**Prompt:** Copy out all lines that carry the word "this".

**Provided data:**

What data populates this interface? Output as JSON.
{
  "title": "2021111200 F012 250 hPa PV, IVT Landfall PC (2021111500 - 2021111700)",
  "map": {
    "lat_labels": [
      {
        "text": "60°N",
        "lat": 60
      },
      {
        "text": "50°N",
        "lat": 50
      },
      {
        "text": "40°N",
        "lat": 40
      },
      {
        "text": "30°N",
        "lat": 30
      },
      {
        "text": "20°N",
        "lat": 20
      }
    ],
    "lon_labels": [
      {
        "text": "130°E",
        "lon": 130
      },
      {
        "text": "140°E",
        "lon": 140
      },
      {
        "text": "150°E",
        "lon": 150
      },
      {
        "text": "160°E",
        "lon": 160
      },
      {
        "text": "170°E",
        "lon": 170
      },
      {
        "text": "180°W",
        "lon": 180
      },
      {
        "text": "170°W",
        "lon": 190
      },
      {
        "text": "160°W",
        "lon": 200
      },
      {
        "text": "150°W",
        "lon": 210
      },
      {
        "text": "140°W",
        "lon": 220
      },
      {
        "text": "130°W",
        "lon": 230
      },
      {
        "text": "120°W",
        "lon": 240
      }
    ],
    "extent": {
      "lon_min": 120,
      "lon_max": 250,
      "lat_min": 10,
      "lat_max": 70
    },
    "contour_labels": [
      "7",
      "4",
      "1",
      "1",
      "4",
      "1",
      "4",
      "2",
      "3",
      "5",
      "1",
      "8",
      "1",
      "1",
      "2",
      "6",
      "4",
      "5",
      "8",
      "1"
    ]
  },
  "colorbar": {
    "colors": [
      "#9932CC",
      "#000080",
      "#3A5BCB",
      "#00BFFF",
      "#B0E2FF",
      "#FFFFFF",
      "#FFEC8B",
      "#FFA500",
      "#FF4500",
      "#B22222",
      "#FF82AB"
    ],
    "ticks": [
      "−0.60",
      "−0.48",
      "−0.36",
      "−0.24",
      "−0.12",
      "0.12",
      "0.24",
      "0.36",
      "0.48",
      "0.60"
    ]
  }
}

...

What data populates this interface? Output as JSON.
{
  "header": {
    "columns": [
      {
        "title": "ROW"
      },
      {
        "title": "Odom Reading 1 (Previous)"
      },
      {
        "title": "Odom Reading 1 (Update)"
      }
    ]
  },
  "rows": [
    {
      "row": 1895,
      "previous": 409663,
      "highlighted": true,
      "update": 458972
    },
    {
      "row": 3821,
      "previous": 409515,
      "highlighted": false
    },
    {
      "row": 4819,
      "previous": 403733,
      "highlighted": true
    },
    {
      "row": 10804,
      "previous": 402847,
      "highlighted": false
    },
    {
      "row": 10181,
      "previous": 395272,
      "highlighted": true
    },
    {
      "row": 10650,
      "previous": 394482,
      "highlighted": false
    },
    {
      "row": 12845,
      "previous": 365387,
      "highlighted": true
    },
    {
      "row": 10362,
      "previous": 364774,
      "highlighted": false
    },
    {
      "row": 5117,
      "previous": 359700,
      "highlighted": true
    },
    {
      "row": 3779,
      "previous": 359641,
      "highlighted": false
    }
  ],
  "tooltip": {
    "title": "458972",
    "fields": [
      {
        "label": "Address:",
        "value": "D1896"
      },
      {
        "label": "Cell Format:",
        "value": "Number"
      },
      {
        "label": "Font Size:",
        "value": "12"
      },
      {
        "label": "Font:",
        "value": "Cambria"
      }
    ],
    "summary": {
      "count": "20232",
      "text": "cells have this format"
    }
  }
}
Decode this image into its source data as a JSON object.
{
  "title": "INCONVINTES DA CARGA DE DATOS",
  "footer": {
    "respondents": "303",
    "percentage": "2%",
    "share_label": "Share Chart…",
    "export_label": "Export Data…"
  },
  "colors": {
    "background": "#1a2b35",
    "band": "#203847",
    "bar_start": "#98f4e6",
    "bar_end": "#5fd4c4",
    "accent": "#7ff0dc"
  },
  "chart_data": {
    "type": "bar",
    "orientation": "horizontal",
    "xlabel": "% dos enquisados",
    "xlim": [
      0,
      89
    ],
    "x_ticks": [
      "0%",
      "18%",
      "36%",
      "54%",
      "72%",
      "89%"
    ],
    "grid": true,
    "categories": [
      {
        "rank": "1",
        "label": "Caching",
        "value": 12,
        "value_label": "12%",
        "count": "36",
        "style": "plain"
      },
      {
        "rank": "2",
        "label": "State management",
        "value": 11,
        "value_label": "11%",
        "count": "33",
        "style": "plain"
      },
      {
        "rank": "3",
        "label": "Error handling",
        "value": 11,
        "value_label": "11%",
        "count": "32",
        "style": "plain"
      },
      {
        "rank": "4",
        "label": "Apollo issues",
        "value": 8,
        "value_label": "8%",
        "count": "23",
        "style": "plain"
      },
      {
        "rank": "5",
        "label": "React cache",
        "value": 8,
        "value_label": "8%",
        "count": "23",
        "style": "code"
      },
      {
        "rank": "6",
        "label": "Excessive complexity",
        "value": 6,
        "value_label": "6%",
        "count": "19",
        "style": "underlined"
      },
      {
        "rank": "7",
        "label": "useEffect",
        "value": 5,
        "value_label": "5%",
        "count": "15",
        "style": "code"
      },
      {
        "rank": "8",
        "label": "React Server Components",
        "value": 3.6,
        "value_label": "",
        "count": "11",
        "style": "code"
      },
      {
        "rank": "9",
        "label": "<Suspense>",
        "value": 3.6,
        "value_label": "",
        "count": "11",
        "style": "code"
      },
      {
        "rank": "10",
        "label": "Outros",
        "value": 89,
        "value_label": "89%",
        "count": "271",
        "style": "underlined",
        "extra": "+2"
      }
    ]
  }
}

**Complete answer:**
What data populates this interface? Output as JSON.
What data populates this interface? Output as JSON.
      "text": "cells have this format"
Decode this image into its source data as a JSON object.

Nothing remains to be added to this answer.